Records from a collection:

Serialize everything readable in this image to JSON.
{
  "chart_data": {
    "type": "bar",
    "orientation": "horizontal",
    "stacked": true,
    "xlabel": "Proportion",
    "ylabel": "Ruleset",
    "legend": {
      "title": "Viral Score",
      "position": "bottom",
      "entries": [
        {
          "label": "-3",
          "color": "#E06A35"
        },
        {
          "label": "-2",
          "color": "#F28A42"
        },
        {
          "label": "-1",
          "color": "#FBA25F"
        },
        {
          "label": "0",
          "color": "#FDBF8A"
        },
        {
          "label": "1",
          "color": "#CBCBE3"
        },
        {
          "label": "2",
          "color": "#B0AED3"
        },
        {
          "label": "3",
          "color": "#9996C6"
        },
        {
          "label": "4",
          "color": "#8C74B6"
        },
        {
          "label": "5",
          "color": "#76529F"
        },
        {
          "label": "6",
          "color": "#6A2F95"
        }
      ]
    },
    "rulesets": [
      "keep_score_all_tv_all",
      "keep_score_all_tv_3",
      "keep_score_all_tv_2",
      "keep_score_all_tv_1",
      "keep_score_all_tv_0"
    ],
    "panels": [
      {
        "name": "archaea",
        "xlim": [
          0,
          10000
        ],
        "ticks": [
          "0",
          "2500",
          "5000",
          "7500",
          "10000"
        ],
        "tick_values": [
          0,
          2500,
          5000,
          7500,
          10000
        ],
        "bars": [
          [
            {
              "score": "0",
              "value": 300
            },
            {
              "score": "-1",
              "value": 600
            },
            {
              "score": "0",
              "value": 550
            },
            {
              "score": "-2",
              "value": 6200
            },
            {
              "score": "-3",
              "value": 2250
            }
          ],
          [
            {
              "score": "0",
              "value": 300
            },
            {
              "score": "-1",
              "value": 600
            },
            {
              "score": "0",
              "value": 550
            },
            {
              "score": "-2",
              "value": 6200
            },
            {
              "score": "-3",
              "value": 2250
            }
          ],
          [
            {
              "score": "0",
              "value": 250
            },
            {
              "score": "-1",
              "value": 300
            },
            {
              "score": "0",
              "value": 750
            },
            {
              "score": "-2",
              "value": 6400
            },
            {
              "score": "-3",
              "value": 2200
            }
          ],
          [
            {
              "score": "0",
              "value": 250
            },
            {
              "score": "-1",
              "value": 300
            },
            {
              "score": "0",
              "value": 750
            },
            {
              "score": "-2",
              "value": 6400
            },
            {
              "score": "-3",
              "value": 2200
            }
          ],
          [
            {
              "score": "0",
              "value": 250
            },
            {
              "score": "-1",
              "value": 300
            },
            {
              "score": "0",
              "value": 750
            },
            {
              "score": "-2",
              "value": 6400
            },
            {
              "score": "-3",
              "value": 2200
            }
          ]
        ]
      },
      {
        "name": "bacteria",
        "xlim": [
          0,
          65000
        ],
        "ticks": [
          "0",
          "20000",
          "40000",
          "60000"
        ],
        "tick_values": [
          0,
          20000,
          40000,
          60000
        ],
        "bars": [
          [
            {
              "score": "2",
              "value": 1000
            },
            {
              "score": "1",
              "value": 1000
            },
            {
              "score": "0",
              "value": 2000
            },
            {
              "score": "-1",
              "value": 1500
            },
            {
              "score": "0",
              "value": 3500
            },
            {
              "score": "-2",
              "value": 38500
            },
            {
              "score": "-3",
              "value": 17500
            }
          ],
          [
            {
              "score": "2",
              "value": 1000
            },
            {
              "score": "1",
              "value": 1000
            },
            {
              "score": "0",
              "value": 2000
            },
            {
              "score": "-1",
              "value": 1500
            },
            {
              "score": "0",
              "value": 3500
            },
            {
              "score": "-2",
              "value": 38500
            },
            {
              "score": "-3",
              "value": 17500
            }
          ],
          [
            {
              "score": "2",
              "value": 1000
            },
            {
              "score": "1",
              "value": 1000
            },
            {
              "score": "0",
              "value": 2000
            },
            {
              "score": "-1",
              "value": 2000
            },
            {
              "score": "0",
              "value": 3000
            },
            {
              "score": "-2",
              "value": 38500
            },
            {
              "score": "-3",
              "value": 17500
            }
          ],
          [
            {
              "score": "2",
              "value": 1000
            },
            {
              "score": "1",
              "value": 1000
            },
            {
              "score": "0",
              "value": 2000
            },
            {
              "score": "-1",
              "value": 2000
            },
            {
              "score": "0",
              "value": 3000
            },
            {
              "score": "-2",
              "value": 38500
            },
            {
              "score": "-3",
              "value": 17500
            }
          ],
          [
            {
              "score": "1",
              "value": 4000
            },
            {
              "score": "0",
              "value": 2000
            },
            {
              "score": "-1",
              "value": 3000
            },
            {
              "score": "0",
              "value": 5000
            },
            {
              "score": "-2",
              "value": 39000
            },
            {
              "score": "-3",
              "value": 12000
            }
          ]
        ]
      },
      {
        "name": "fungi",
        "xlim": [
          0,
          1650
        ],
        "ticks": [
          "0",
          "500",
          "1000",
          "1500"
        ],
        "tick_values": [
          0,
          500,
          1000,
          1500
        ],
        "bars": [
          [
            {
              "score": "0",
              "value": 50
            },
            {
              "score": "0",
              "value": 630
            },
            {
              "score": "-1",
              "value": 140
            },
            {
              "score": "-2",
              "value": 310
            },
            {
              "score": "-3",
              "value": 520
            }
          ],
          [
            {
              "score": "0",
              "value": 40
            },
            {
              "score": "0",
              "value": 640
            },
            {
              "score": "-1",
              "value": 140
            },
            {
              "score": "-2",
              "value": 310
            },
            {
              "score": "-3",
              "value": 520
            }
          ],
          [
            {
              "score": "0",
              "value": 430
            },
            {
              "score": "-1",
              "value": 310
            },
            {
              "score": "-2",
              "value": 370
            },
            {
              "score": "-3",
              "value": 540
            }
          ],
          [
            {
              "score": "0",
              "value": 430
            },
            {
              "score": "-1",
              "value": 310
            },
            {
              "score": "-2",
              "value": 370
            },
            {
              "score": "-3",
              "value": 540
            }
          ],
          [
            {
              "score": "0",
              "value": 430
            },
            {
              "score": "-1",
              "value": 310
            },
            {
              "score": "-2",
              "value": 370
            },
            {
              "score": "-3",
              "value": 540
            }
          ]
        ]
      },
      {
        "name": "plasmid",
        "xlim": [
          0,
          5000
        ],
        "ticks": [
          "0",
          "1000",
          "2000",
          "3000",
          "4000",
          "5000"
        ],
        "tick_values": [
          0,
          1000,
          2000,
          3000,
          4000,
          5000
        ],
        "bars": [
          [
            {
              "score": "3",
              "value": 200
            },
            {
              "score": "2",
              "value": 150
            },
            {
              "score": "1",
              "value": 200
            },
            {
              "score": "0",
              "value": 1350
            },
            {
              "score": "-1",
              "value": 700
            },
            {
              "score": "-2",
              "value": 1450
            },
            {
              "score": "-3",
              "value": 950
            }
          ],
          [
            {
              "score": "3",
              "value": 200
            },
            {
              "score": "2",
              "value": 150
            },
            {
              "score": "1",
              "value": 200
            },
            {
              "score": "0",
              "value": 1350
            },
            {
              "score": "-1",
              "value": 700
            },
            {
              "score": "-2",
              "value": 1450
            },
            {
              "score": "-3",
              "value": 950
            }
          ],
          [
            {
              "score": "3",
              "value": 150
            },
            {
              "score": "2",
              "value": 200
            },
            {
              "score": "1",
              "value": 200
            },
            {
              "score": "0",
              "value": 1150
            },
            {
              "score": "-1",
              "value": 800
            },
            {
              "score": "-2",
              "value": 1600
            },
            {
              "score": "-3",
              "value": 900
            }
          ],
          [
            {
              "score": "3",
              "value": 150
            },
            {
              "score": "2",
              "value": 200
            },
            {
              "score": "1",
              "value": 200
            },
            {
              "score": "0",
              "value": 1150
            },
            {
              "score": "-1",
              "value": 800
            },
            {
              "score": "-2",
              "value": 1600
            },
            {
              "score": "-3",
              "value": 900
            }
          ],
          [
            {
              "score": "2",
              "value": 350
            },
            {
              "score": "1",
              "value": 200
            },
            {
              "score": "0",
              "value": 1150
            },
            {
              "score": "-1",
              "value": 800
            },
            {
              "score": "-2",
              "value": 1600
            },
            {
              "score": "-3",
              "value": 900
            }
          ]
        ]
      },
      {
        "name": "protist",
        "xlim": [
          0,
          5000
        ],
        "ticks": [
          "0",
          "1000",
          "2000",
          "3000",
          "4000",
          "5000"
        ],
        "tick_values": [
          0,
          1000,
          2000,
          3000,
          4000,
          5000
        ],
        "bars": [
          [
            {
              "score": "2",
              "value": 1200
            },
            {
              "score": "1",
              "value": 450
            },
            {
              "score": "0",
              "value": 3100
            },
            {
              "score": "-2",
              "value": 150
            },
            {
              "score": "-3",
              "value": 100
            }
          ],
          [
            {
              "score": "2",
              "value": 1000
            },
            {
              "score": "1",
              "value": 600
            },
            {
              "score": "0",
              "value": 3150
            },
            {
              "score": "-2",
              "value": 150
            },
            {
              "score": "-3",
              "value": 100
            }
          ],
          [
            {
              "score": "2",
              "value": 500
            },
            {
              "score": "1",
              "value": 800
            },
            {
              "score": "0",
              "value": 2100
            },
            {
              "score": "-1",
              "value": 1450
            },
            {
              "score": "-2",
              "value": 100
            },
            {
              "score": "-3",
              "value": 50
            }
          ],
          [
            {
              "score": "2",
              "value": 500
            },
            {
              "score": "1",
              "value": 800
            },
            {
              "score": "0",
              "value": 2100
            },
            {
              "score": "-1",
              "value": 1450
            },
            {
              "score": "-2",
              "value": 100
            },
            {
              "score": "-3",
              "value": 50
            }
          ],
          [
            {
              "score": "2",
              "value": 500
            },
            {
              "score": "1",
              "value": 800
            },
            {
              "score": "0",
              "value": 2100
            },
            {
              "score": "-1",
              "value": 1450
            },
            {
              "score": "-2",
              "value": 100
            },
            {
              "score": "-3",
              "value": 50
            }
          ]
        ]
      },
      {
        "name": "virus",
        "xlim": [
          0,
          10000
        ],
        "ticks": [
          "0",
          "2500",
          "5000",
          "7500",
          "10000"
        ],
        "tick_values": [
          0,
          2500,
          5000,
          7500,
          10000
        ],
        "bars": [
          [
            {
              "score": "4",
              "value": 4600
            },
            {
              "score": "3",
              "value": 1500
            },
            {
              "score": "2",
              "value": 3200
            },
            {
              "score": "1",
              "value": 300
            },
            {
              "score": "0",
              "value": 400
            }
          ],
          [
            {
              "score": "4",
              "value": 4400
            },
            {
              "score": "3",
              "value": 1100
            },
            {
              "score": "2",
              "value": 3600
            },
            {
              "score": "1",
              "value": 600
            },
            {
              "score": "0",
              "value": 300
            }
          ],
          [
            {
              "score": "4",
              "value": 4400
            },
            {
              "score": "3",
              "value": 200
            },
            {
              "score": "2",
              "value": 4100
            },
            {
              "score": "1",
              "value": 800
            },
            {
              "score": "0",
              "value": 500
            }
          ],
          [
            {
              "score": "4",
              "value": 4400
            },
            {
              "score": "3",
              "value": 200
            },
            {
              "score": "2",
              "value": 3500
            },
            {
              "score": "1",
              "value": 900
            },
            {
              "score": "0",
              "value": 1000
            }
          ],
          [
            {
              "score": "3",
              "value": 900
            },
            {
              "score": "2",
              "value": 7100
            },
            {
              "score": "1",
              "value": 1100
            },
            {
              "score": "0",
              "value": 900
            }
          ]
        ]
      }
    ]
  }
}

What you have to do: What lines above contain the word "name"? Please copy each one.

Reply to the task:
        "name": "archaea",
        "name": "bacteria",
        "name": "fungi",
        "name": "plasmid",
        "name": "protist",
        "name": "virus",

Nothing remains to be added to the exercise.